* [EXERCISE INSTRUCTIONS]: Transcribe everything in the data word for word. Pictures are left out.

(Collected data entries)
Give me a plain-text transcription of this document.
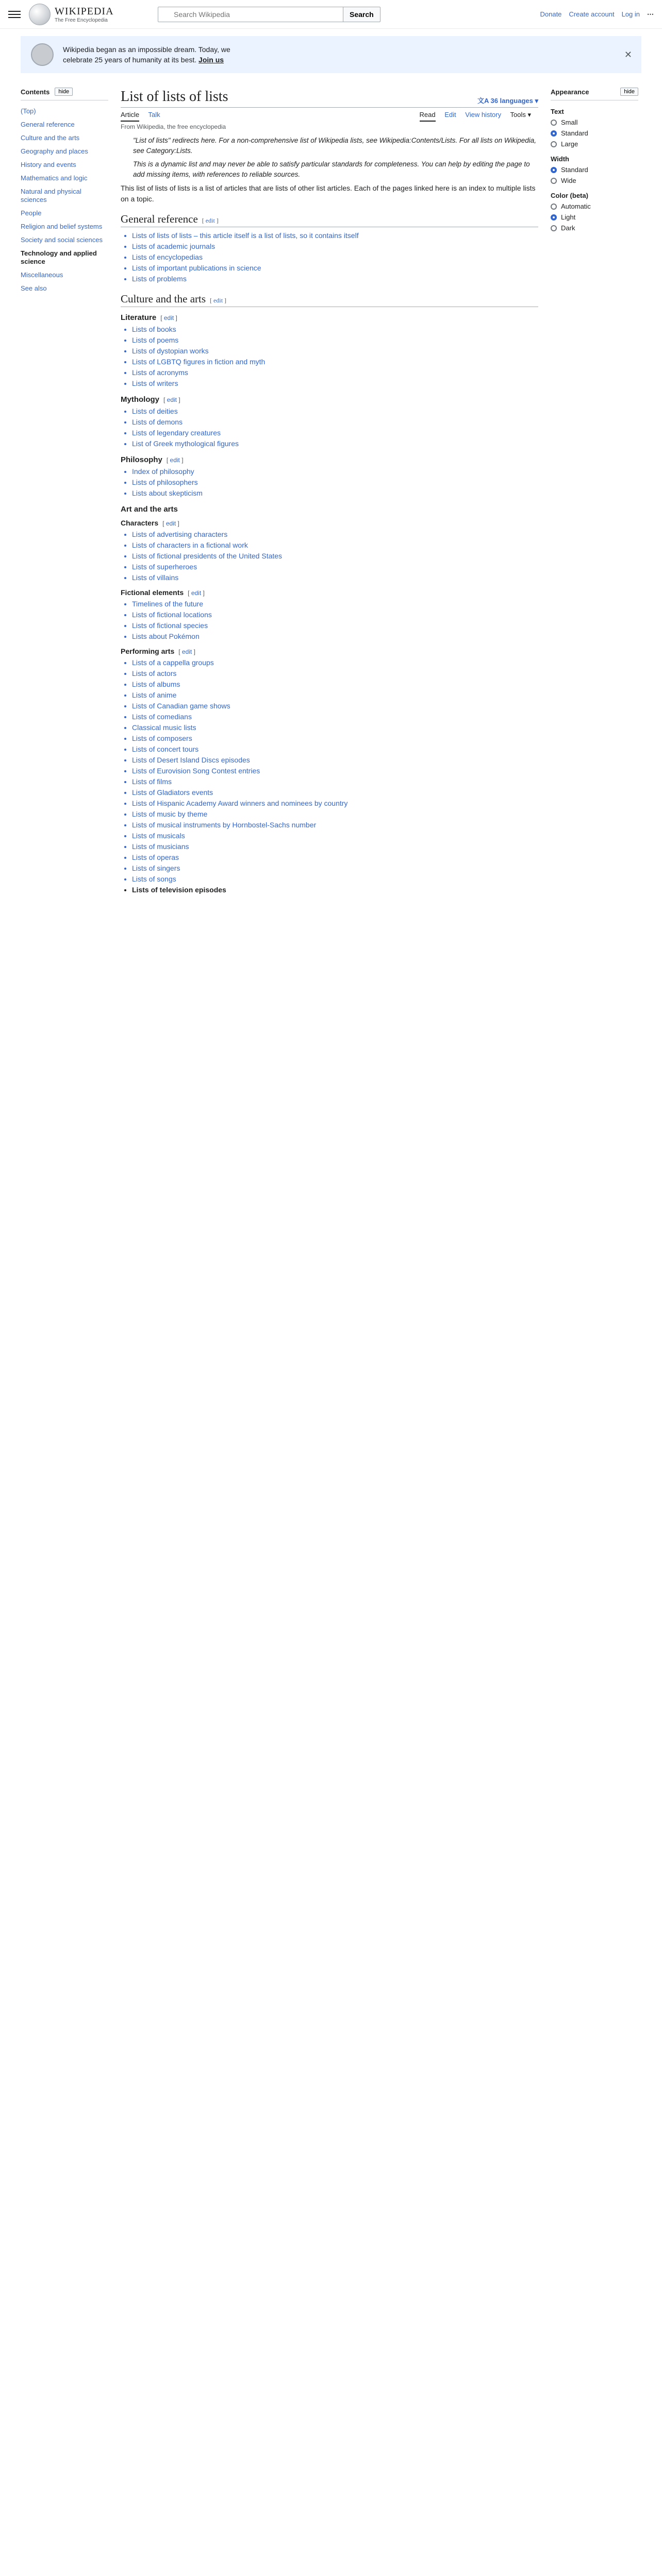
WIKIPEDIA
The Free Encyclopedia
Search Wikipedia
Search	Donate Create account Log in ⋯
Wikipedia began as an impossible dream. Today, we
celebrate 25 years of humanity at its best. Join us	✕
Contents	hide
(Top)
General reference
Culture and the arts
Geography and places
History and events
Mathematics and logic
Natural and physical sciences
People
Religion and belief systems
Society and social sciences
Technology and applied science
Miscellaneous
See also
List of lists of lists	文A 36 languages ▾
Article Talk	Read Edit View history Tools ▾
From Wikipedia, the free encyclopedia
"List of lists" redirects here. For a non-comprehensive list of Wikipedia lists, see Wikipedia:Contents/Lists. For all lists on Wikipedia, see Category:Lists.
This is a dynamic list and may never be able to satisfy particular standards for completeness. You can help by editing the page to add missing items, with references to reliable sources.

This list of lists of lists is a list of articles that are lists of other list articles. Each of the pages linked here is an index to multiple lists on a topic.

General reference [ edit ]
• Lists of lists of lists – this article itself is a list of lists, so it contains itself
• Lists of academic journals
• Lists of encyclopedias
• Lists of important publications in science
• Lists of problems
Culture and the arts [ edit ]
Literature [ edit ]
• Lists of books
• Lists of poems
• Lists of dystopian works
• Lists of LGBTQ figures in fiction and myth
• Lists of acronyms
• Lists of writers
Mythology [ edit ]
• Lists of deities
• Lists of demons
• Lists of legendary creatures
• List of Greek mythological figures
Philosophy [ edit ]
• Index of philosophy
• Lists of philosophers
• Lists about skepticism
Art and the arts
Characters [ edit ]
• Lists of advertising characters
• Lists of characters in a fictional work
• Lists of fictional presidents of the United States
• Lists of superheroes
• Lists of villains
Fictional elements [ edit ]
• Timelines of the future
• Lists of fictional locations
• Lists of fictional species
• Lists about Pokémon
Performing arts [ edit ]
• Lists of a cappella groups
• Lists of actors
• Lists of albums
• Lists of anime
• Lists of Canadian game shows
• Lists of comedians
• Classical music lists
• Lists of composers
• Lists of concert tours
• Lists of Desert Island Discs episodes
• Lists of Eurovision Song Contest entries
• Lists of films
• Lists of Gladiators events
• Lists of Hispanic Academy Award winners and nominees by country
• Lists of music by theme
• Lists of musical instruments by Hornbostel-Sachs number
• Lists of musicals
• Lists of musicians
• Lists of operas
• Lists of singers
• Lists of songs
• Lists of television episodes
Appearance	hide
Text
Small
Standard
Large
Width
Standard
Wide
Color (beta)
Automatic
Light
Dark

* [FINAL RESULT]:
Give me a plain-text transcription of this document.
WIKIPEDIA
The Free Encyclopedia
Search Wikipedia
Search	Donate Create account Log in ⋯
Wikipedia began as an impossible dream. Today, we
celebrate 25 years of humanity at its best. Join us	✕
Contents	hide
(Top)
General reference
Culture and the arts
Geography and places
History and events
Mathematics and logic
Natural and physical sciences
People
Religion and belief systems
Society and social sciences
Technology and applied science
Miscellaneous
See also
List of lists of lists	文A 36 languages ▾
Article Talk	Read Edit View history Tools ▾
From Wikipedia, the free encyclopedia
"List of lists" redirects here. For a non-comprehensive list of Wikipedia lists, see Wikipedia:Contents/Lists. For all lists on Wikipedia, see Category:Lists.
This is a dynamic list and may never be able to satisfy particular standards for completeness. You can help by editing the page to add missing items, with references to reliable sources.

This list of lists of lists is a list of articles that are lists of other list articles. Each of the pages linked here is an index to multiple lists on a topic.

General reference [ edit ]
• Lists of lists of lists – this article itself is a list of lists, so it contains itself
• Lists of academic journals
• Lists of encyclopedias
• Lists of important publications in science
• Lists of problems
Culture and the arts [ edit ]
Literature [ edit ]
• Lists of books
• Lists of poems
• Lists of dystopian works
• Lists of LGBTQ figures in fiction and myth
• Lists of acronyms
• Lists of writers
Mythology [ edit ]
• Lists of deities
• Lists of demons
• Lists of legendary creatures
• List of Greek mythological figures
Philosophy [ edit ]
• Index of philosophy
• Lists of philosophers
• Lists about skepticism
Art and the arts
Characters [ edit ]
• Lists of advertising characters
• Lists of characters in a fictional work
• Lists of fictional presidents of the United States
• Lists of superheroes
• Lists of villains
Fictional elements [ edit ]
• Timelines of the future
• Lists of fictional locations
• Lists of fictional species
• Lists about Pokémon
Performing arts [ edit ]
• Lists of a cappella groups
• Lists of actors
• Lists of albums
• Lists of anime
• Lists of Canadian game shows
• Lists of comedians
• Classical music lists
• Lists of composers
• Lists of concert tours
• Lists of Desert Island Discs episodes
• Lists of Eurovision Song Contest entries
• Lists of films
• Lists of Gladiators events
• Lists of Hispanic Academy Award winners and nominees by country
• Lists of music by theme
• Lists of musical instruments by Hornbostel-Sachs number
• Lists of musicals
• Lists of musicians
• Lists of operas
• Lists of singers
• Lists of songs
• Lists of television episodes
Appearance	hide
Text
Small
Standard
Large
Width
Standard
Wide
Color (beta)
Automatic
Light
Dark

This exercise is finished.